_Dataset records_
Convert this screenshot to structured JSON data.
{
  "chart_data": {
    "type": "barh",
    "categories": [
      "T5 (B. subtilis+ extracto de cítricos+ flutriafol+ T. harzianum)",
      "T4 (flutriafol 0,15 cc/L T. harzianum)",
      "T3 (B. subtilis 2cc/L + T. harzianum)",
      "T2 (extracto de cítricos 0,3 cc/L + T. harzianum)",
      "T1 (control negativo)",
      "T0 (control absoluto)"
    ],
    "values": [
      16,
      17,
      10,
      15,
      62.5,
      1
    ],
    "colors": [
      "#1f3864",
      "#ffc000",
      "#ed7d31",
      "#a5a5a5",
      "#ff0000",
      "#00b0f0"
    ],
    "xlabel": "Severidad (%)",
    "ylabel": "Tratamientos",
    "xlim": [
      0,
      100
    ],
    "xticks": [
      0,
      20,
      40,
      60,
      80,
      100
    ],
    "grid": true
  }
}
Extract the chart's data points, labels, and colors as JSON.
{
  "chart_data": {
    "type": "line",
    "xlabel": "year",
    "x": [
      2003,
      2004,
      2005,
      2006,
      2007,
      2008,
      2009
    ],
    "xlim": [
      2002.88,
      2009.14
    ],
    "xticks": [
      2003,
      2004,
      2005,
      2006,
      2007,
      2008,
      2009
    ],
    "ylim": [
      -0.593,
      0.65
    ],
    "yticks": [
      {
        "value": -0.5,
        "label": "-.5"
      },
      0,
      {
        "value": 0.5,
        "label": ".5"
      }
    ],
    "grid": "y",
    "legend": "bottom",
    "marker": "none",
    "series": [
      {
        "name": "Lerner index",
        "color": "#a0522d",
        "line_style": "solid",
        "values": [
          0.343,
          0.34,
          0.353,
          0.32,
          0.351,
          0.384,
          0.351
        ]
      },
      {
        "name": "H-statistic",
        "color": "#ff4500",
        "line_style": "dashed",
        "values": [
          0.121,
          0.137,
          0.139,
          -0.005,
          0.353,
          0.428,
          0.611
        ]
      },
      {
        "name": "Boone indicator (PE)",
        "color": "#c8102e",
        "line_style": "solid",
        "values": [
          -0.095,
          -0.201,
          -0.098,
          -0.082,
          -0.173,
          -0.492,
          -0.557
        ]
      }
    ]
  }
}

_TASK OBJECTIVE_
Would you restate each of the entries word for word?

_RESPONSE_
Convert this screenshot to structured JSON data.
{
  "chart_data": {
    "type": "barh",
    "categories": [
      "T5 (B. subtilis+ extracto de cítricos+ flutriafol+ T. harzianum)",
      "T4 (flutriafol 0,15 cc/L T. harzianum)",
      "T3 (B. subtilis 2cc/L + T. harzianum)",
      "T2 (extracto de cítricos 0,3 cc/L + T. harzianum)",
      "T1 (control negativo)",
      "T0 (control absoluto)"
    ],
    "values": [
      16,
      17,
      10,
      15,
      62.5,
      1
    ],
    "colors": [
      "#1f3864",
      "#ffc000",
      "#ed7d31",
      "#a5a5a5",
      "#ff0000",
      "#00b0f0"
    ],
    "xlabel": "Severidad (%)",
    "ylabel": "Tratamientos",
    "xlim": [
      0,
      100
    ],
    "xticks": [
      0,
      20,
      40,
      60,
      80,
      100
    ],
    "grid": true
  }
}
Extract the chart's data points, labels, and colors as JSON.
{
  "chart_data": {
    "type": "line",
    "xlabel": "year",
    "x": [
      2003,
      2004,
      2005,
      2006,
      2007,
      2008,
      2009
    ],
    "xlim": [
      2002.88,
      2009.14
    ],
    "xticks": [
      2003,
      2004,
      2005,
      2006,
      2007,
      2008,
      2009
    ],
    "ylim": [
      -0.593,
      0.65
    ],
    "yticks": [
      {
        "value": -0.5,
        "label": "-.5"
      },
      0,
      {
        "value": 0.5,
        "label": ".5"
      }
    ],
    "grid": "y",
    "legend": "bottom",
    "marker": "none",
    "series": [
      {
        "name": "Lerner index",
        "color": "#a0522d",
        "line_style": "solid",
        "values": [
          0.343,
          0.34,
          0.353,
          0.32,
          0.351,
          0.384,
          0.351
        ]
      },
      {
        "name": "H-statistic",
        "color": "#ff4500",
        "line_style": "dashed",
        "values": [
          0.121,
          0.137,
          0.139,
          -0.005,
          0.353,
          0.428,
          0.611
        ]
      },
      {
        "name": "Boone indicator (PE)",
        "color": "#c8102e",
        "line_style": "solid",
        "values": [
          -0.095,
          -0.201,
          -0.098,
          -0.082,
          -0.173,
          -0.492,
          -0.557
        ]
      }
    ]
  }
}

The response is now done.